§ Exercise instructions
Scan the data. Collect each line that contains the word "medicii".

§ Extracted entries
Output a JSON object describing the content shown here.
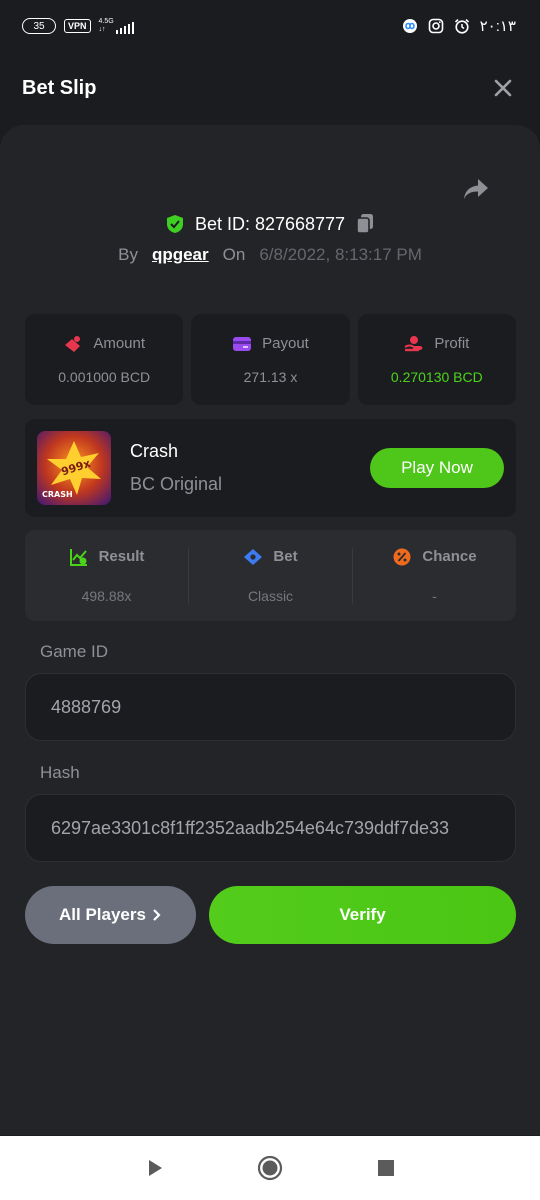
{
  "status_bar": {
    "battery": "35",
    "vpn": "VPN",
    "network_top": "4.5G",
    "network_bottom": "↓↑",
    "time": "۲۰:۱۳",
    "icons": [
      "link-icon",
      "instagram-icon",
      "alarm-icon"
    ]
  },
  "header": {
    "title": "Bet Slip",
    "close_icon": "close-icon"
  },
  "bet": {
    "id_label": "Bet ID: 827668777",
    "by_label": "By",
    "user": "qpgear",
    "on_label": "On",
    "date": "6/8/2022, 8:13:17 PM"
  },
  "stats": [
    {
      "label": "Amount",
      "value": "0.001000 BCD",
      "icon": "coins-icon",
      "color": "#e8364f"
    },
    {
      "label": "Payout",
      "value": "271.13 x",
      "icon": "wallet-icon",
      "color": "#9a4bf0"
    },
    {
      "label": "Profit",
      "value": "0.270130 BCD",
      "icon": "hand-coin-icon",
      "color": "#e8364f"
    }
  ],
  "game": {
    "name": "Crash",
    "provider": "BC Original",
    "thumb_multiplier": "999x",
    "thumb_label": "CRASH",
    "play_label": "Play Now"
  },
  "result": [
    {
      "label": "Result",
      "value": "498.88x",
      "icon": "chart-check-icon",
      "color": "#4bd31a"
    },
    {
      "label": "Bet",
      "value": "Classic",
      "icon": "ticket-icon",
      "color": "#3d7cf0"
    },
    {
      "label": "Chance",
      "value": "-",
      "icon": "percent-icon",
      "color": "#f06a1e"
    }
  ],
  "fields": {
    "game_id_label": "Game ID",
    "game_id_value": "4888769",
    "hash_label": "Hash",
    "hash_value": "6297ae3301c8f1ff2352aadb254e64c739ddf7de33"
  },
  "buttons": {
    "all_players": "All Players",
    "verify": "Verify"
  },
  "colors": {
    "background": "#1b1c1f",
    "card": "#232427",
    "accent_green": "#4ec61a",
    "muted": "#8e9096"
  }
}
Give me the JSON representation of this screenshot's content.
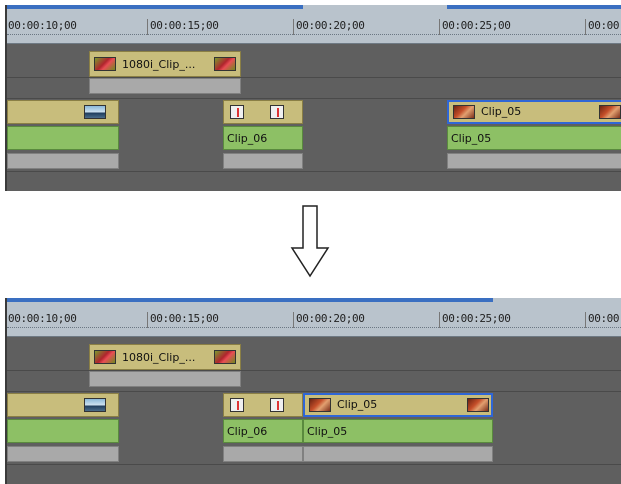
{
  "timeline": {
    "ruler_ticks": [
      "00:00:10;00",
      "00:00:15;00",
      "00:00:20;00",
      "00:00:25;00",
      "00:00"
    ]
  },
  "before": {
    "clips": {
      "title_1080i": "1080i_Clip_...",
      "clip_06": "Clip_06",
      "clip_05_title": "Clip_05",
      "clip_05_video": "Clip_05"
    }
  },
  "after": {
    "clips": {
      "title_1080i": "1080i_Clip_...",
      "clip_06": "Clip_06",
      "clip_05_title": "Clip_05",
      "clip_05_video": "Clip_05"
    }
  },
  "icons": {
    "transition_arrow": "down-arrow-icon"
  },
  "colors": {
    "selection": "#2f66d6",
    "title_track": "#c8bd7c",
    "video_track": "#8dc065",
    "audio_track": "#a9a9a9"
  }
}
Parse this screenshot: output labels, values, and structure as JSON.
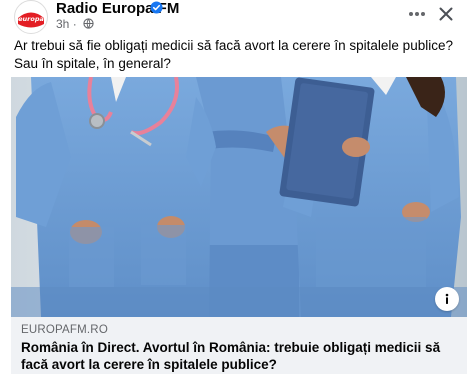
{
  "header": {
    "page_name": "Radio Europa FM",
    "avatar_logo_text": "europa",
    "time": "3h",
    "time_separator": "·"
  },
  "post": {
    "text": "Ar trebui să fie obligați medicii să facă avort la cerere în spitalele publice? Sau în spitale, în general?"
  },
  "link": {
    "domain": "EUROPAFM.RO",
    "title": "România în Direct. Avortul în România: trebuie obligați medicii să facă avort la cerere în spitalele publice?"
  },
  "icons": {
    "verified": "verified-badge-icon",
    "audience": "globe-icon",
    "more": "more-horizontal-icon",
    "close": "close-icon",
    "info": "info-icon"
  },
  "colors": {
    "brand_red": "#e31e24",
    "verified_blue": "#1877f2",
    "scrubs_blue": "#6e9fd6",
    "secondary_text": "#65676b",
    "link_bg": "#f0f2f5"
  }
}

§ The reply
    "text": "Ar trebui să fie obligați medicii să facă avort la cerere în spitalele publice? Sau în spitale, în general?"
    "title": "România în Direct. Avortul în România: trebuie obligați medicii să facă avort la cerere în spitalele publice?"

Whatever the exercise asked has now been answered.